| To do |
Can you copy each entry below word for word, keeping every line unchanged?
══════════════════════════════
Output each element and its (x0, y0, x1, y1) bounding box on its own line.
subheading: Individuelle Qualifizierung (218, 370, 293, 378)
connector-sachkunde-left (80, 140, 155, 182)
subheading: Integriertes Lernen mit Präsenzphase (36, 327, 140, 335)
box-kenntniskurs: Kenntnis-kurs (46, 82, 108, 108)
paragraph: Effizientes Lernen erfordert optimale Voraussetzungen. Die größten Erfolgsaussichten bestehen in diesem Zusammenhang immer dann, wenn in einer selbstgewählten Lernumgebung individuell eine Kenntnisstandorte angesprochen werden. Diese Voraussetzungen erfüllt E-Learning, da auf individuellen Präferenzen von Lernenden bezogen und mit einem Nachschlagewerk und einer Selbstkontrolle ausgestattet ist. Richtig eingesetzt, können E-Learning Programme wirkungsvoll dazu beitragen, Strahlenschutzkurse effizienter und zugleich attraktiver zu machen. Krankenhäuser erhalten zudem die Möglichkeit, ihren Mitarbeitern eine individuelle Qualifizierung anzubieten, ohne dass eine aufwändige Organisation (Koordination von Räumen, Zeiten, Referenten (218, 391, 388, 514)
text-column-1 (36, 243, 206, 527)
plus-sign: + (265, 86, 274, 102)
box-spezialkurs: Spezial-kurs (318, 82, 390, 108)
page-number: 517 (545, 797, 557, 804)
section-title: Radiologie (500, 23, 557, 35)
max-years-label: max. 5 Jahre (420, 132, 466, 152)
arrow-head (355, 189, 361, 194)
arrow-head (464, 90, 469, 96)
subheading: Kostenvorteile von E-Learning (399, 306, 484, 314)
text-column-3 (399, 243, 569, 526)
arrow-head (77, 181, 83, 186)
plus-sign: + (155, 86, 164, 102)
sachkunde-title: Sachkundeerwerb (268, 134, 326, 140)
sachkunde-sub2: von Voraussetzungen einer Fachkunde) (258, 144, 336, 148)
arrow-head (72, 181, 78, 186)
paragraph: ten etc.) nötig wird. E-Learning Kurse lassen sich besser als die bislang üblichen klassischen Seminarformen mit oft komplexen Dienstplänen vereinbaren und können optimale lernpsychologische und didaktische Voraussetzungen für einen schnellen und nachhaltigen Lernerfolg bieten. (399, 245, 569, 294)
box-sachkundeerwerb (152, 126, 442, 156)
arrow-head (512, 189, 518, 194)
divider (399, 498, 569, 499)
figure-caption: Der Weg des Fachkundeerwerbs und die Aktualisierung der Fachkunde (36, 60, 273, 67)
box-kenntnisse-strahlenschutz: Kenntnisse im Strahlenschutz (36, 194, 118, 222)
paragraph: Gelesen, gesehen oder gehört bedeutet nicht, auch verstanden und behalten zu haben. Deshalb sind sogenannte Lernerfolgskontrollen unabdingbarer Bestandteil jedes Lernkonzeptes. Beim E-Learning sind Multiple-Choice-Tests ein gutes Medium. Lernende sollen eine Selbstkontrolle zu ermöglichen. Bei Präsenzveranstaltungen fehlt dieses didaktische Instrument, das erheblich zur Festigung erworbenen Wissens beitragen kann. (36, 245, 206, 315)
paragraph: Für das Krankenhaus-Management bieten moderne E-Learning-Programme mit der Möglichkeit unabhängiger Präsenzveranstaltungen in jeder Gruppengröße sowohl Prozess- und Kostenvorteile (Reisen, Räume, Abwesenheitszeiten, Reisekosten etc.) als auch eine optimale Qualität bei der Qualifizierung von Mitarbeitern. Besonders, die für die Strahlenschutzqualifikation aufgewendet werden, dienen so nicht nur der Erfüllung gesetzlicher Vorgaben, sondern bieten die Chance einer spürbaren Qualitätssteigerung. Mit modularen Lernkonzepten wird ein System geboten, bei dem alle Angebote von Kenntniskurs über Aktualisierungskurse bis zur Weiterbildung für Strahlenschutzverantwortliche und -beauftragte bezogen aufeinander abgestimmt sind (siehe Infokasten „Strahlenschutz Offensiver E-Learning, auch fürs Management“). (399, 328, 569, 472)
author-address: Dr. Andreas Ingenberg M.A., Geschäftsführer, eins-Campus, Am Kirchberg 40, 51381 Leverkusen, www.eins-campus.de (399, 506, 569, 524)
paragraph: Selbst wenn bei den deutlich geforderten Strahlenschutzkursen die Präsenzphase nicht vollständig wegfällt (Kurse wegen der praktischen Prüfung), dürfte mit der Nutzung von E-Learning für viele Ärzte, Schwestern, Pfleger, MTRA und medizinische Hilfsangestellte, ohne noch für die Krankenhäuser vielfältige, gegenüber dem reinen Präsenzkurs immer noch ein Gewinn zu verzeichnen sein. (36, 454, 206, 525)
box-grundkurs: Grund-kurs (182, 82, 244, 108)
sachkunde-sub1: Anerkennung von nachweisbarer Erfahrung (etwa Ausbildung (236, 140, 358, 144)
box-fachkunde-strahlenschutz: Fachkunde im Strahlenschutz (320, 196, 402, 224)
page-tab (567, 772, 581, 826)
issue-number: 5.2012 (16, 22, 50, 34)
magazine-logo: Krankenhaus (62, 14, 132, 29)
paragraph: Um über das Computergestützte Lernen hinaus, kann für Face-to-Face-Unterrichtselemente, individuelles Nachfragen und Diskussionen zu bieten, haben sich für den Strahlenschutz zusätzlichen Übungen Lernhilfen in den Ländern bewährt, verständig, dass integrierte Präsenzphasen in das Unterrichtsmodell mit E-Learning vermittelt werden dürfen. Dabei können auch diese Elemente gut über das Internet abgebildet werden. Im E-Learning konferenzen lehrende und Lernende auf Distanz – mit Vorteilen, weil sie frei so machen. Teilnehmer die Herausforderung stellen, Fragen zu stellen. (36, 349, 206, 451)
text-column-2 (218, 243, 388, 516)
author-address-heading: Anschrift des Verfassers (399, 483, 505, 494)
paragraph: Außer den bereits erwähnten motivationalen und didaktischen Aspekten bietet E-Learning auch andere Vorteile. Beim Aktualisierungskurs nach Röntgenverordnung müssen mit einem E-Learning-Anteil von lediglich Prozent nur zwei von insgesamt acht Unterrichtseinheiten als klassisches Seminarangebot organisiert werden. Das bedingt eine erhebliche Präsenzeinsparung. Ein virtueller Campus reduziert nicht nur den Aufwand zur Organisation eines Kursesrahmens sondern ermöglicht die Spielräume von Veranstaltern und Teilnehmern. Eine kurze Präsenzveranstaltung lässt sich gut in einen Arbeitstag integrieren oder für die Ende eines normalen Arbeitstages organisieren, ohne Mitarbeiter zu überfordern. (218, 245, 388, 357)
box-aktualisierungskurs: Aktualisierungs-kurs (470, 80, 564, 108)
══════════════════════════════
| The output |
Output each element and its (x0, y0, x1, y1) bounding box on its own line.
subheading: Individuelle Qualifizierung (218, 370, 293, 378)
connector-sachkunde-left (80, 140, 155, 182)
subheading: Integriertes Lernen mit Präsenzphase (36, 327, 140, 335)
box-kenntniskurs: Kenntnis-kurs (46, 82, 108, 108)
paragraph: Effizientes Lernen erfordert optimale Voraussetzungen. Die größten Erfolgsaussichten bestehen in diesem Zusammenhang immer dann, wenn in einer selbstgewählten Lernumgebung individuell eine Kenntnisstandorte angesprochen werden. Diese Voraussetzungen erfüllt E-Learning, da auf individuellen Präferenzen von Lernenden bezogen und mit einem Nachschlagewerk und einer Selbstkontrolle ausgestattet ist. Richtig eingesetzt, können E-Learning Programme wirkungsvoll dazu beitragen, Strahlenschutzkurse effizienter und zugleich attraktiver zu machen. Krankenhäuser erhalten zudem die Möglichkeit, ihren Mitarbeitern eine individuelle Qualifizierung anzubieten, ohne dass eine aufwändige Organisation (Koordination von Räumen, Zeiten, Referenten (218, 391, 388, 514)
text-column-1 (36, 243, 206, 527)
plus-sign: + (265, 86, 274, 102)
box-spezialkurs: Spezial-kurs (318, 82, 390, 108)
page-number: 517 (545, 797, 557, 804)
section-title: Radiologie (500, 23, 557, 35)
max-years-label: max. 5 Jahre (420, 132, 466, 152)
arrow-head (355, 189, 361, 194)
arrow-head (464, 90, 469, 96)
subheading: Kostenvorteile von E-Learning (399, 306, 484, 314)
text-column-3 (399, 243, 569, 526)
arrow-head (77, 181, 83, 186)
plus-sign: + (155, 86, 164, 102)
sachkunde-title: Sachkundeerwerb (268, 134, 326, 140)
sachkunde-sub2: von Voraussetzungen einer Fachkunde) (258, 144, 336, 148)
arrow-head (72, 181, 78, 186)
paragraph: ten etc.) nötig wird. E-Learning Kurse lassen sich besser als die bislang üblichen klassischen Seminarformen mit oft komplexen Dienstplänen vereinbaren und können optimale lernpsychologische und didaktische Voraussetzungen für einen schnellen und nachhaltigen Lernerfolg bieten. (399, 245, 569, 294)
box-sachkundeerwerb (152, 126, 442, 156)
arrow-head (512, 189, 518, 194)
divider (399, 498, 569, 499)
figure-caption: Der Weg des Fachkundeerwerbs und die Aktualisierung der Fachkunde (36, 60, 273, 67)
box-kenntnisse-strahlenschutz: Kenntnisse im Strahlenschutz (36, 194, 118, 222)
paragraph: Gelesen, gesehen oder gehört bedeutet nicht, auch verstanden und behalten zu haben. Deshalb sind sogenannte Lernerfolgskontrollen unabdingbarer Bestandteil jedes Lernkonzeptes. Beim E-Learning sind Multiple-Choice-Tests ein gutes Medium. Lernende sollen eine Selbstkontrolle zu ermöglichen. Bei Präsenzveranstaltungen fehlt dieses didaktische Instrument, das erheblich zur Festigung erworbenen Wissens beitragen kann. (36, 245, 206, 315)
paragraph: Für das Krankenhaus-Management bieten moderne E-Learning-Programme mit der Möglichkeit unabhängiger Präsenzveranstaltungen in jeder Gruppengröße sowohl Prozess- und Kostenvorteile (Reisen, Räume, Abwesenheitszeiten, Reisekosten etc.) als auch eine optimale Qualität bei der Qualifizierung von Mitarbeitern. Besonders, die für die Strahlenschutzqualifikation aufgewendet werden, dienen so nicht nur der Erfüllung gesetzlicher Vorgaben, sondern bieten die Chance einer spürbaren Qualitätssteigerung. Mit modularen Lernkonzepten wird ein System geboten, bei dem alle Angebote von Kenntniskurs über Aktualisierungskurse bis zur Weiterbildung für Strahlenschutzverantwortliche und -beauftragte bezogen aufeinander abgestimmt sind (siehe Infokasten „Strahlenschutz Offensiver E-Learning, auch fürs Management“). (399, 328, 569, 472)
author-address: Dr. Andreas Ingenberg M.A., Geschäftsführer, eins-Campus, Am Kirchberg 40, 51381 Leverkusen, www.eins-campus.de (399, 506, 569, 524)
paragraph: Selbst wenn bei den deutlich geforderten Strahlenschutzkursen die Präsenzphase nicht vollständig wegfällt (Kurse wegen der praktischen Prüfung), dürfte mit der Nutzung von E-Learning für viele Ärzte, Schwestern, Pfleger, MTRA und medizinische Hilfsangestellte, ohne noch für die Krankenhäuser vielfältige, gegenüber dem reinen Präsenzkurs immer noch ein Gewinn zu verzeichnen sein. (36, 454, 206, 525)
box-grundkurs: Grund-kurs (182, 82, 244, 108)
sachkunde-sub1: Anerkennung von nachweisbarer Erfahrung (etwa Ausbildung (236, 140, 358, 144)
box-fachkunde-strahlenschutz: Fachkunde im Strahlenschutz (320, 196, 402, 224)
page-tab (567, 772, 581, 826)
issue-number: 5.2012 (16, 22, 50, 34)
magazine-logo: Krankenhaus (62, 14, 132, 29)
paragraph: Um über das Computergestützte Lernen hinaus, kann für Face-to-Face-Unterrichtselemente, individuelles Nachfragen und Diskussionen zu bieten, haben sich für den Strahlenschutz zusätzlichen Übungen Lernhilfen in den Ländern bewährt, verständig, dass integrierte Präsenzphasen in das Unterrichtsmodell mit E-Learning vermittelt werden dürfen. Dabei können auch diese Elemente gut über das Internet abgebildet werden. Im E-Learning konferenzen lehrende und Lernende auf Distanz – mit Vorteilen, weil sie frei so machen. Teilnehmer die Herausforderung stellen, Fragen zu stellen. (36, 349, 206, 451)
text-column-2 (218, 243, 388, 516)
author-address-heading: Anschrift des Verfassers (399, 483, 505, 494)
paragraph: Außer den bereits erwähnten motivationalen und didaktischen Aspekten bietet E-Learning auch andere Vorteile. Beim Aktualisierungskurs nach Röntgenverordnung müssen mit einem E-Learning-Anteil von lediglich Prozent nur zwei von insgesamt acht Unterrichtseinheiten als klassisches Seminarangebot organisiert werden. Das bedingt eine erhebliche Präsenzeinsparung. Ein virtueller Campus reduziert nicht nur den Aufwand zur Organisation eines Kursesrahmens sondern ermöglicht die Spielräume von Veranstaltern und Teilnehmern. Eine kurze Präsenzveranstaltung lässt sich gut in einen Arbeitstag integrieren oder für die Ende eines normalen Arbeitstages organisieren, ohne Mitarbeiter zu überfordern. (218, 245, 388, 357)
box-aktualisierungskurs: Aktualisierungs-kurs (470, 80, 564, 108)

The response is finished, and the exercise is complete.